## The problem
Scan the lines below; pull out those with "orqali".

[[ Listed records, beginning ]]

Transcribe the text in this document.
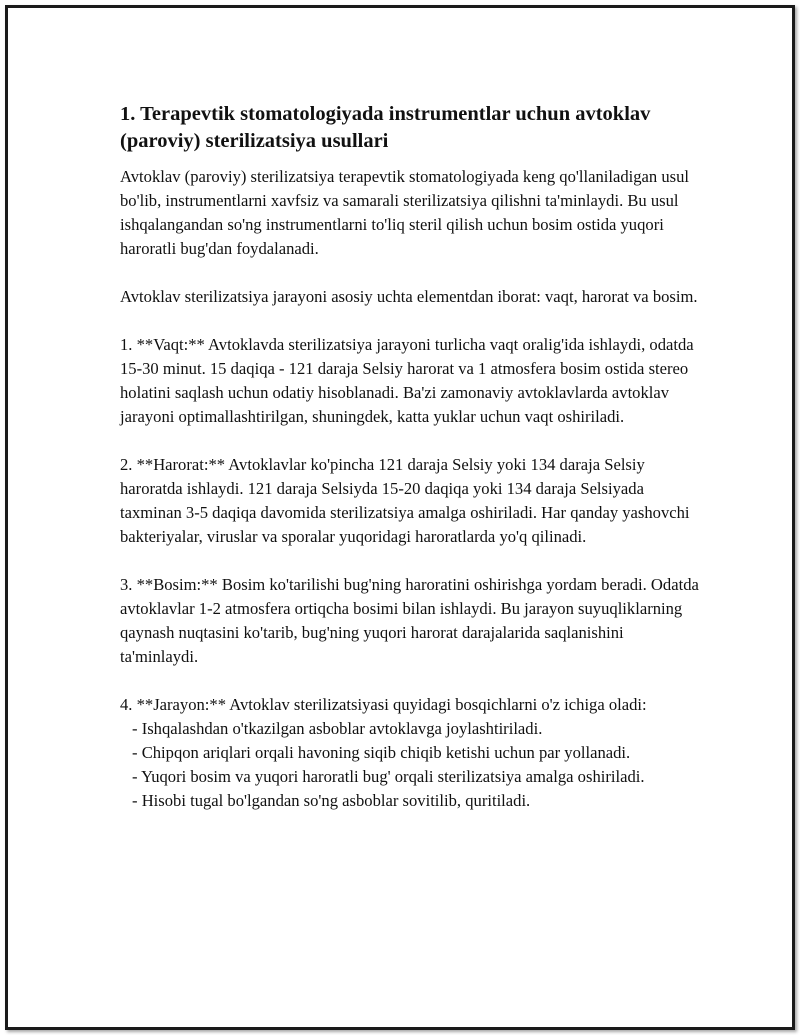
1. Terapevtik stomatologiyada instrumentlar uchun avtoklav (paroviy) sterilizatsiya usullari

Avtoklav (paroviy) sterilizatsiya terapevtik stomatologiyada keng qo'llaniladigan usul bo'lib, instrumentlarni xavfsiz va samarali sterilizatsiya qilishni ta'minlaydi. Bu usul ishqalangandan so'ng instrumentlarni to'liq steril qilish uchun bosim ostida yuqori haroratli bug'dan foydalanadi.

Avtoklav sterilizatsiya jarayoni asosiy uchta elementdan iborat: vaqt, harorat va bosim.

1. **Vaqt:** Avtoklavda sterilizatsiya jarayoni turlicha vaqt oralig'ida ishlaydi, odatda 15-30 minut. 15 daqiqa - 121 daraja Selsiy harorat va 1 atmosfera bosim ostida stereo holatini saqlash uchun odatiy hisoblanadi. Ba'zi zamonaviy avtoklavlarda avtoklav jarayoni optimallashtirilgan, shuningdek, katta yuklar uchun vaqt oshiriladi.

2. **Harorat:** Avtoklavlar ko'pincha 121 daraja Selsiy yoki 134 daraja Selsiy haroratda ishlaydi. 121 daraja Selsiyda 15-20 daqiqa yoki 134 daraja Selsiyada taxminan 3-5 daqiqa davomida sterilizatsiya amalga oshiriladi. Har qanday yashovchi bakteriyalar, viruslar va sporalar yuqoridagi haroratlarda yo'q qilinadi.

3. **Bosim:** Bosim ko'tarilishi bug'ning haroratini oshirishga yordam beradi. Odatda avtoklavlar 1-2 atmosfera ortiqcha bosimi bilan ishlaydi. Bu jarayon suyuqliklarning qaynash nuqtasini ko'tarib, bug'ning yuqori harorat darajalarida saqlanishini ta'minlaydi.

4. **Jarayon:** Avtoklav sterilizatsiyasi quyidagi bosqichlarni o'z ichiga oladi:

- Ishqalashdan o'tkazilgan asboblar avtoklavga joylashtiriladi.
- Chipqon ariqlari orqali havoning siqib chiqib ketishi uchun par yollanadi.
- Yuqori bosim va yuqori haroratli bug' orqali sterilizatsiya amalga oshiriladi.
- Hisobi tugal bo'lgandan so'ng asboblar sovitilib, quritiladi.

[[ Listed records, end ]]

## Expected answer
- Chipqon ariqlari orqali havoning siqib chiqib ketishi uchun par yollanadi.
- Yuqori bosim va yuqori haroratli bug' orqali sterilizatsiya amalga oshiriladi.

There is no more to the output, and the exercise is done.